= Exercise =
Each record is to be transcribed exactly.

________

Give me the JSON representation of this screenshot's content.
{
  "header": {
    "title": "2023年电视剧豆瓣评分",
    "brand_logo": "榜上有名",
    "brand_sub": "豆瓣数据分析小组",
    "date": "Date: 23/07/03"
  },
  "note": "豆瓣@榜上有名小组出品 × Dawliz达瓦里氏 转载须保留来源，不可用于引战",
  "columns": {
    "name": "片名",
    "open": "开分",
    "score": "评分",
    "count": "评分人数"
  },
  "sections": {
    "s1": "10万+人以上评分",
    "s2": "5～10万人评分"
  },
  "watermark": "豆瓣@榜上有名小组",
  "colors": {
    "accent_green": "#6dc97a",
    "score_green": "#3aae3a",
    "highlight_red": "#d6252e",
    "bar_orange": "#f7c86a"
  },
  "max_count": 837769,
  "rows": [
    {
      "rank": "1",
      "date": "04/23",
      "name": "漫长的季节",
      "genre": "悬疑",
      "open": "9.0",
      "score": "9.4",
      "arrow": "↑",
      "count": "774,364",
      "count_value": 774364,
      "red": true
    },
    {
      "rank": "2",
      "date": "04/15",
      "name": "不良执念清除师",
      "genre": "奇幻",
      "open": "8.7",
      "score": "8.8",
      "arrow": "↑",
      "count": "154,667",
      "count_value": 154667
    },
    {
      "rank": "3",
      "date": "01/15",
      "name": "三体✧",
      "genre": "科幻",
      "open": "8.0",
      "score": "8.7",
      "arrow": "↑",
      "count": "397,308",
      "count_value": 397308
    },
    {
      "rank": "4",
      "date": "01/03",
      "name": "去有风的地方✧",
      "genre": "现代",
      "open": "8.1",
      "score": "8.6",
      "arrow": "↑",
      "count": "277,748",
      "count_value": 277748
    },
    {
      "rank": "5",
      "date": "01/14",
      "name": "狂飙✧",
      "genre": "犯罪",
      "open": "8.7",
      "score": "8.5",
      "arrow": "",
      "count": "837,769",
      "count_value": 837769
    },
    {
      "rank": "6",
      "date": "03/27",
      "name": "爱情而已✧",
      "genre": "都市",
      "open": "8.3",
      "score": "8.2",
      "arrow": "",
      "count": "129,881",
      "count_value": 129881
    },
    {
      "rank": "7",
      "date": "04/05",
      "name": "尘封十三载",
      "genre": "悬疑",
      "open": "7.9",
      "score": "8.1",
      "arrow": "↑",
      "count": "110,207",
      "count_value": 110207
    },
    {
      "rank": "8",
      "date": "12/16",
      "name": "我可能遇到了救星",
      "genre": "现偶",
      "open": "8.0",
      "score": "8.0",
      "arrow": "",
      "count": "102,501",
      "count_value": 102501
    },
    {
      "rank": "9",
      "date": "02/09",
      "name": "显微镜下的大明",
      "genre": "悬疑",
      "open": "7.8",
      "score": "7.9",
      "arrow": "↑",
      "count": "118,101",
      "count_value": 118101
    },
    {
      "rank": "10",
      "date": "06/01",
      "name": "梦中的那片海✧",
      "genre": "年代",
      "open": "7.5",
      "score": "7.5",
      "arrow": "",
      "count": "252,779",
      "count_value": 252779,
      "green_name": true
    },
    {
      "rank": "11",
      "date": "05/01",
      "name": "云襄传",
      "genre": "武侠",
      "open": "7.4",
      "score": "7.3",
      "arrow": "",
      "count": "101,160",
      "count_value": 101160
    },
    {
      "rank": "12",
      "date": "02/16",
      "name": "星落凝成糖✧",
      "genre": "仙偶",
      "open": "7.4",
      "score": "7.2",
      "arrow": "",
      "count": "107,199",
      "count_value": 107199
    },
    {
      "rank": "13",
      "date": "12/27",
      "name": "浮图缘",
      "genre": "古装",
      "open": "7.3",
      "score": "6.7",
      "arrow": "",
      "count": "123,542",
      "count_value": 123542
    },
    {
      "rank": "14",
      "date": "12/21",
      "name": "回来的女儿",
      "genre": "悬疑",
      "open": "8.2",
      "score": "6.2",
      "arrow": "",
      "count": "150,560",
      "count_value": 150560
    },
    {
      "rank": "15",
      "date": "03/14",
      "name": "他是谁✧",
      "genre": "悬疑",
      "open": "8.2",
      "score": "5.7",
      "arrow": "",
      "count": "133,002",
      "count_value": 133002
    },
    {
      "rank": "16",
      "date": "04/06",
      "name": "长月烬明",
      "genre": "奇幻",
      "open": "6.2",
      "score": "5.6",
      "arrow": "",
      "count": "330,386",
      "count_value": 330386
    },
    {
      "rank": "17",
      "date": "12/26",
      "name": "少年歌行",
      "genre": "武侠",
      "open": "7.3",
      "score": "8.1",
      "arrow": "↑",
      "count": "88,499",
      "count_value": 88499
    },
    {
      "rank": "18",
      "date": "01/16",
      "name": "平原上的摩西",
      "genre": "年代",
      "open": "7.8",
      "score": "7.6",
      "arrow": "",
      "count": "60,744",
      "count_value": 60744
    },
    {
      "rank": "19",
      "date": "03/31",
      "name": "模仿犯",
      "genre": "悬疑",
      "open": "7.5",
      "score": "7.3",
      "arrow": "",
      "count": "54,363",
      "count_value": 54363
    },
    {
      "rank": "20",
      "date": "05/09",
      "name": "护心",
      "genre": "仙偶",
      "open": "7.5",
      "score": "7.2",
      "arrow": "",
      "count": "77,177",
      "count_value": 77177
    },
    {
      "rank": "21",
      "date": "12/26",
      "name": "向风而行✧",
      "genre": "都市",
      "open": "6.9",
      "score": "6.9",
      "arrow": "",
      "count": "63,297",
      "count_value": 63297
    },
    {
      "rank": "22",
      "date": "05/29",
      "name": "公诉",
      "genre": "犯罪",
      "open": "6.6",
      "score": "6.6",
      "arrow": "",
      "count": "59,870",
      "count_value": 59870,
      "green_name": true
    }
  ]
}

________

= Correct output =
Give me the JSON representation of this screenshot's content.
{
  "header": {
    "title": "2023年电视剧豆瓣评分",
    "brand_logo": "榜上有名",
    "brand_sub": "豆瓣数据分析小组",
    "date": "Date: 23/07/03"
  },
  "note": "豆瓣@榜上有名小组出品 × Dawliz达瓦里氏 转载须保留来源，不可用于引战",
  "columns": {
    "name": "片名",
    "open": "开分",
    "score": "评分",
    "count": "评分人数"
  },
  "sections": {
    "s1": "10万+人以上评分",
    "s2": "5～10万人评分"
  },
  "watermark": "豆瓣@榜上有名小组",
  "colors": {
    "accent_green": "#6dc97a",
    "score_green": "#3aae3a",
    "highlight_red": "#d6252e",
    "bar_orange": "#f7c86a"
  },
  "max_count": 837769,
  "rows": [
    {
      "rank": "1",
      "date": "04/23",
      "name": "漫长的季节",
      "genre": "悬疑",
      "open": "9.0",
      "score": "9.4",
      "arrow": "↑",
      "count": "774,364",
      "count_value": 774364,
      "red": true
    },
    {
      "rank": "2",
      "date": "04/15",
      "name": "不良执念清除师",
      "genre": "奇幻",
      "open": "8.7",
      "score": "8.8",
      "arrow": "↑",
      "count": "154,667",
      "count_value": 154667
    },
    {
      "rank": "3",
      "date": "01/15",
      "name": "三体✧",
      "genre": "科幻",
      "open": "8.0",
      "score": "8.7",
      "arrow": "↑",
      "count": "397,308",
      "count_value": 397308
    },
    {
      "rank": "4",
      "date": "01/03",
      "name": "去有风的地方✧",
      "genre": "现代",
      "open": "8.1",
      "score": "8.6",
      "arrow": "↑",
      "count": "277,748",
      "count_value": 277748
    },
    {
      "rank": "5",
      "date": "01/14",
      "name": "狂飙✧",
      "genre": "犯罪",
      "open": "8.7",
      "score": "8.5",
      "arrow": "",
      "count": "837,769",
      "count_value": 837769
    },
    {
      "rank": "6",
      "date": "03/27",
      "name": "爱情而已✧",
      "genre": "都市",
      "open": "8.3",
      "score": "8.2",
      "arrow": "",
      "count": "129,881",
      "count_value": 129881
    },
    {
      "rank": "7",
      "date": "04/05",
      "name": "尘封十三载",
      "genre": "悬疑",
      "open": "7.9",
      "score": "8.1",
      "arrow": "↑",
      "count": "110,207",
      "count_value": 110207
    },
    {
      "rank": "8",
      "date": "12/16",
      "name": "我可能遇到了救星",
      "genre": "现偶",
      "open": "8.0",
      "score": "8.0",
      "arrow": "",
      "count": "102,501",
      "count_value": 102501
    },
    {
      "rank": "9",
      "date": "02/09",
      "name": "显微镜下的大明",
      "genre": "悬疑",
      "open": "7.8",
      "score": "7.9",
      "arrow": "↑",
      "count": "118,101",
      "count_value": 118101
    },
    {
      "rank": "10",
      "date": "06/01",
      "name": "梦中的那片海✧",
      "genre": "年代",
      "open": "7.5",
      "score": "7.5",
      "arrow": "",
      "count": "252,779",
      "count_value": 252779,
      "green_name": true
    },
    {
      "rank": "11",
      "date": "05/01",
      "name": "云襄传",
      "genre": "武侠",
      "open": "7.4",
      "score": "7.3",
      "arrow": "",
      "count": "101,160",
      "count_value": 101160
    },
    {
      "rank": "12",
      "date": "02/16",
      "name": "星落凝成糖✧",
      "genre": "仙偶",
      "open": "7.4",
      "score": "7.2",
      "arrow": "",
      "count": "107,199",
      "count_value": 107199
    },
    {
      "rank": "13",
      "date": "12/27",
      "name": "浮图缘",
      "genre": "古装",
      "open": "7.3",
      "score": "6.7",
      "arrow": "",
      "count": "123,542",
      "count_value": 123542
    },
    {
      "rank": "14",
      "date": "12/21",
      "name": "回来的女儿",
      "genre": "悬疑",
      "open": "8.2",
      "score": "6.2",
      "arrow": "",
      "count": "150,560",
      "count_value": 150560
    },
    {
      "rank": "15",
      "date": "03/14",
      "name": "他是谁✧",
      "genre": "悬疑",
      "open": "8.2",
      "score": "5.7",
      "arrow": "",
      "count": "133,002",
      "count_value": 133002
    },
    {
      "rank": "16",
      "date": "04/06",
      "name": "长月烬明",
      "genre": "奇幻",
      "open": "6.2",
      "score": "5.6",
      "arrow": "",
      "count": "330,386",
      "count_value": 330386
    },
    {
      "rank": "17",
      "date": "12/26",
      "name": "少年歌行",
      "genre": "武侠",
      "open": "7.3",
      "score": "8.1",
      "arrow": "↑",
      "count": "88,499",
      "count_value": 88499
    },
    {
      "rank": "18",
      "date": "01/16",
      "name": "平原上的摩西",
      "genre": "年代",
      "open": "7.8",
      "score": "7.6",
      "arrow": "",
      "count": "60,744",
      "count_value": 60744
    },
    {
      "rank": "19",
      "date": "03/31",
      "name": "模仿犯",
      "genre": "悬疑",
      "open": "7.5",
      "score": "7.3",
      "arrow": "",
      "count": "54,363",
      "count_value": 54363
    },
    {
      "rank": "20",
      "date": "05/09",
      "name": "护心",
      "genre": "仙偶",
      "open": "7.5",
      "score": "7.2",
      "arrow": "",
      "count": "77,177",
      "count_value": 77177
    },
    {
      "rank": "21",
      "date": "12/26",
      "name": "向风而行✧",
      "genre": "都市",
      "open": "6.9",
      "score": "6.9",
      "arrow": "",
      "count": "63,297",
      "count_value": 63297
    },
    {
      "rank": "22",
      "date": "05/29",
      "name": "公诉",
      "genre": "犯罪",
      "open": "6.6",
      "score": "6.6",
      "arrow": "",
      "count": "59,870",
      "count_value": 59870,
      "green_name": true
    }
  ]
}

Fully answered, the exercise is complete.